** START OF Data excerpts **

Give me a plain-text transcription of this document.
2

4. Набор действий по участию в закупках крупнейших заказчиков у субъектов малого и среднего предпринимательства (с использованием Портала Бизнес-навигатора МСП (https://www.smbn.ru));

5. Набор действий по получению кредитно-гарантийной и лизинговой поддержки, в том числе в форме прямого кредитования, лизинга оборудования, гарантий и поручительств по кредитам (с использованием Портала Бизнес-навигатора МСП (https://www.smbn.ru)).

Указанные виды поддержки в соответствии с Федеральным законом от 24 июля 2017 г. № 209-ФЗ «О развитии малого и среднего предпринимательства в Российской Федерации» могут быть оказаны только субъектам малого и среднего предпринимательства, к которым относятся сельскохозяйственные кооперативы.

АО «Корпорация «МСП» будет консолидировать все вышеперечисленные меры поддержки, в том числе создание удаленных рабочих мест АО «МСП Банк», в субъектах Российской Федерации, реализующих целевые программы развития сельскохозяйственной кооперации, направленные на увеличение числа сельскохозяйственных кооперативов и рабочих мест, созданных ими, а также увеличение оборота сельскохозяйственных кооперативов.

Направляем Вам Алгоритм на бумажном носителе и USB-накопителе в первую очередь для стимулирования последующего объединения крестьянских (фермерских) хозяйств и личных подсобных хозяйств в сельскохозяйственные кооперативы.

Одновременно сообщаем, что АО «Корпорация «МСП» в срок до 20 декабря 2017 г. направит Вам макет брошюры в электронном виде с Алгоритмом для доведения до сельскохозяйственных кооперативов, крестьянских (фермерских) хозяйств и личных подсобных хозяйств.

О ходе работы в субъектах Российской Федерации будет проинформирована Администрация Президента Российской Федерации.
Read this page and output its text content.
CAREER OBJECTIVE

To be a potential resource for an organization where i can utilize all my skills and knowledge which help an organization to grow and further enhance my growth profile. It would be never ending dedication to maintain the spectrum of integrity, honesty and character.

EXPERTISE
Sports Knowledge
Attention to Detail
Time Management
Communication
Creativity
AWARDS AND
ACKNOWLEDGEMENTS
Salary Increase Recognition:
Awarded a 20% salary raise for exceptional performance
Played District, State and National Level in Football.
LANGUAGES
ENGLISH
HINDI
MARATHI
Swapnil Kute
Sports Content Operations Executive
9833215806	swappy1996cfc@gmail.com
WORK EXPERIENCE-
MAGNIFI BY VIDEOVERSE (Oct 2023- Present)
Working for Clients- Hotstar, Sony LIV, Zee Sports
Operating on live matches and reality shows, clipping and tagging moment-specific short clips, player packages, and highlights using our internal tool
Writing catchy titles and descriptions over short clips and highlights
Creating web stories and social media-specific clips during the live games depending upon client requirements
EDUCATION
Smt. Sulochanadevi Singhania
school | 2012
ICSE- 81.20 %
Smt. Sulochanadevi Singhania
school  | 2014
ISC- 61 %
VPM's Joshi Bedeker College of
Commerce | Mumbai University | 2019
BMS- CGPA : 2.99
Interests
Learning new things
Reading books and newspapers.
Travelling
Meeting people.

** END OF Data excerpts **

* Instruction
Scan the lines above for "Портала", then copy every one that has it.

* Exercise response
4. Набор действий по участию в закупках крупнейших заказчиков у субъектов малого и среднего предпринимательства (с использованием Портала Бизнес-навигатора МСП (https://www.smbn.ru));
5. Набор действий по получению кредитно-гарантийной и лизинговой поддержки, в том числе в форме прямого кредитования, лизинга оборудования, гарантий и поручительств по кредитам (с использованием Портала Бизнес-навигатора МСП (https://www.smbn.ru)).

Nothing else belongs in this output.